→ Material provided
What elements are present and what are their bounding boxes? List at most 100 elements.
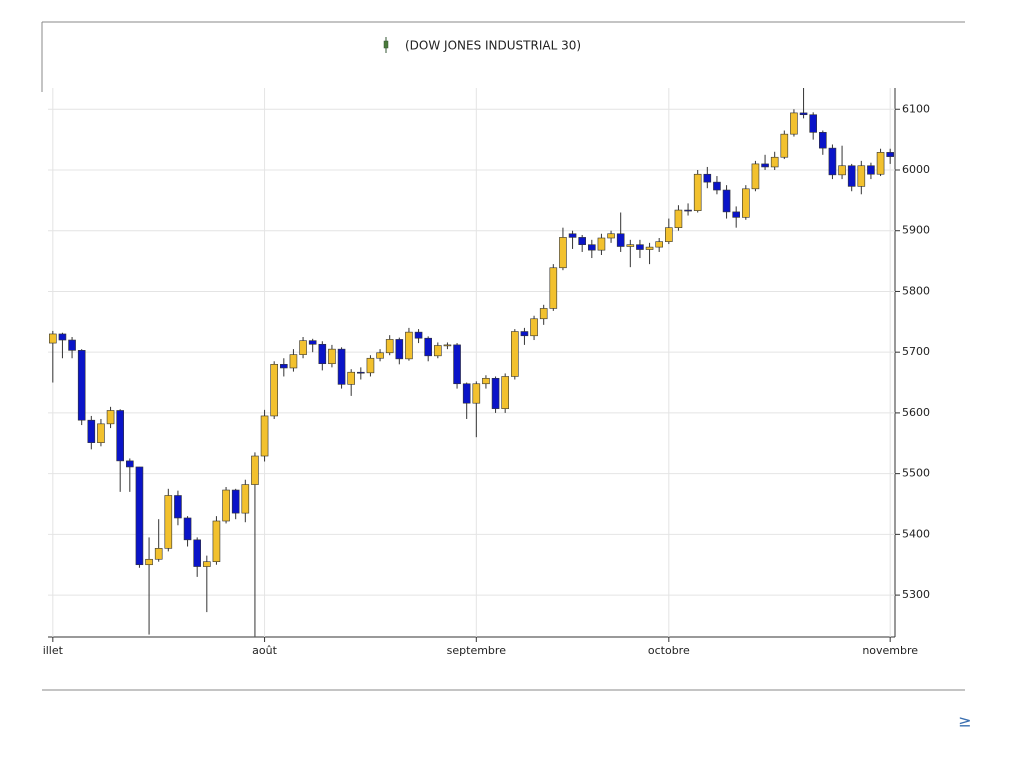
candle-body [347,371,355,385]
candle-body [212,520,221,562]
candle-body [838,165,846,176]
candle-body [366,357,375,374]
candle-body [395,339,404,360]
candle-body [665,227,673,242]
candle-body [154,548,163,560]
candle-body [174,495,182,519]
candle-body [193,539,201,567]
candle-body [135,466,144,566]
candle-body [251,455,259,485]
candle-body [568,233,577,238]
candle-body [597,237,606,251]
candle-body [49,333,57,344]
y-tick-label: 5600 [902,406,930,419]
candle-body [289,354,298,369]
candle-body [164,495,173,549]
candle-body [790,112,798,135]
candle-body [742,188,750,218]
y-tick-label: 6100 [902,102,930,115]
candle-body [616,233,625,247]
candle-body [241,484,250,514]
candle-body [857,165,866,187]
candle-body [231,489,240,514]
candle-body [539,308,548,320]
candle-body [588,244,596,251]
candle-body [434,345,442,357]
candle-body [183,517,192,541]
candle-body [501,376,509,409]
candle-body [520,331,529,337]
candle-body [645,246,654,250]
candle-body [260,415,269,457]
candle-body [318,343,327,365]
candle-body [270,364,278,417]
candle-body [876,152,885,175]
candle-body [607,233,615,239]
candle-body [443,344,452,347]
candle-body [636,244,644,250]
candle-body [693,173,702,211]
x-tick-label: octobre [648,644,690,657]
candle-body [491,377,500,409]
candle-body [58,333,67,341]
x-tick-label: illet [43,644,64,657]
candle-body [819,132,827,149]
candle-body [77,350,86,421]
candle-body [867,165,875,175]
y-tick-label: 5700 [902,345,930,358]
candle-body [357,371,365,374]
candle-body [809,114,817,133]
candle-body [799,112,808,116]
candle-body [751,163,760,190]
x-tick-label: août [252,644,277,657]
candle-body [385,339,394,354]
candle-body [674,209,683,228]
candle-body [578,237,586,245]
candle-body [116,410,124,462]
candle-body [626,244,635,247]
candle-body [337,348,346,385]
y-tick-label: 5900 [902,224,930,237]
candle-body [462,383,471,404]
candle-body [482,377,490,385]
legend-icon [383,37,389,53]
candle-body [847,165,856,187]
candle-body [308,340,317,345]
candle-body [424,337,432,357]
candle-body [328,348,336,365]
candle-body [530,318,538,337]
y-tick-label: 5800 [902,284,930,297]
candle-body [126,460,134,468]
y-tick-label: 5400 [902,527,930,540]
candle-body [222,489,230,522]
chart-title: (DOW JONES INDUSTRIAL 30) [405,39,581,53]
candle-body [770,156,779,168]
candle-body [376,352,384,359]
candle-body [145,558,153,566]
x-tick-label: septembre [447,644,507,657]
candle-body [87,419,96,443]
candle-body [405,331,413,360]
x-tick-label: novembre [862,644,918,657]
y-tick-label: 5300 [902,588,930,601]
candle-body [549,267,558,309]
candle-body [713,181,721,191]
candle-body [703,173,712,183]
candle-body [472,383,481,404]
candle-body [511,331,519,377]
candle-body [280,364,288,369]
nav-link[interactable]: ≥ [958,712,971,731]
candle-body [761,163,769,168]
candle-body [106,410,115,425]
y-tick-label: 6000 [902,163,930,176]
y-tick-label: 5500 [902,467,930,480]
candle-body [722,189,731,213]
candle-body [732,211,740,218]
candle-body [97,423,105,443]
candle-body [414,331,423,339]
candle-body [886,152,894,157]
candle-body [684,209,692,212]
candle-body [68,339,76,351]
candle-body [453,344,461,385]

→ Aim
Output every line of the listing above verbatim and in order, leaving out the picture.

→ Task result
What elements are present and what are their bounding boxes? List at most 100 elements.
candle-body [347,371,355,385]
candle-body [212,520,221,562]
candle-body [838,165,846,176]
candle-body [366,357,375,374]
candle-body [395,339,404,360]
candle-body [665,227,673,242]
candle-body [154,548,163,560]
candle-body [174,495,182,519]
candle-body [193,539,201,567]
candle-body [135,466,144,566]
candle-body [251,455,259,485]
candle-body [568,233,577,238]
candle-body [597,237,606,251]
candle-body [49,333,57,344]
y-tick-label: 5600 [902,406,930,419]
candle-body [289,354,298,369]
candle-body [164,495,173,549]
candle-body [790,112,798,135]
candle-body [742,188,750,218]
y-tick-label: 6100 [902,102,930,115]
candle-body [616,233,625,247]
candle-body [241,484,250,514]
candle-body [857,165,866,187]
candle-body [231,489,240,514]
candle-body [539,308,548,320]
candle-body [588,244,596,251]
candle-body [434,345,442,357]
candle-body [183,517,192,541]
candle-body [501,376,509,409]
candle-body [520,331,529,337]
candle-body [645,246,654,250]
candle-body [260,415,269,457]
candle-body [318,343,327,365]
candle-body [270,364,278,417]
candle-body [876,152,885,175]
candle-body [607,233,615,239]
candle-body [443,344,452,347]
candle-body [636,244,644,250]
candle-body [693,173,702,211]
x-tick-label: octobre [648,644,690,657]
candle-body [491,377,500,409]
candle-body [58,333,67,341]
x-tick-label: illet [43,644,64,657]
candle-body [819,132,827,149]
candle-body [77,350,86,421]
candle-body [867,165,875,175]
y-tick-label: 5700 [902,345,930,358]
candle-body [357,371,365,374]
candle-body [809,114,817,133]
candle-body [799,112,808,116]
candle-body [751,163,760,190]
x-tick-label: août [252,644,277,657]
candle-body [385,339,394,354]
candle-body [674,209,683,228]
candle-body [578,237,586,245]
candle-body [116,410,124,462]
candle-body [626,244,635,247]
candle-body [337,348,346,385]
y-tick-label: 5900 [902,224,930,237]
candle-body [462,383,471,404]
candle-body [482,377,490,385]
legend-icon [383,37,389,53]
candle-body [847,165,856,187]
candle-body [308,340,317,345]
candle-body [424,337,432,357]
candle-body [328,348,336,365]
candle-body [530,318,538,337]
y-tick-label: 5800 [902,284,930,297]
candle-body [126,460,134,468]
y-tick-label: 5400 [902,527,930,540]
candle-body [222,489,230,522]
chart-title: (DOW JONES INDUSTRIAL 30) [405,39,581,53]
candle-body [770,156,779,168]
candle-body [376,352,384,359]
candle-body [145,558,153,566]
x-tick-label: septembre [447,644,507,657]
candle-body [87,419,96,443]
candle-body [405,331,413,360]
x-tick-label: novembre [862,644,918,657]
y-tick-label: 5300 [902,588,930,601]
candle-body [549,267,558,309]
candle-body [713,181,721,191]
candle-body [703,173,712,183]
candle-body [472,383,481,404]
candle-body [511,331,519,377]
candle-body [280,364,288,369]
nav-link[interactable]: ≥ [958,712,971,731]
candle-body [761,163,769,168]
candle-body [106,410,115,425]
y-tick-label: 6000 [902,163,930,176]
y-tick-label: 5500 [902,467,930,480]
candle-body [722,189,731,213]
candle-body [732,211,740,218]
candle-body [97,423,105,443]
candle-body [414,331,423,339]
candle-body [886,152,894,157]
candle-body [684,209,692,212]
candle-body [68,339,76,351]
candle-body [453,344,461,385]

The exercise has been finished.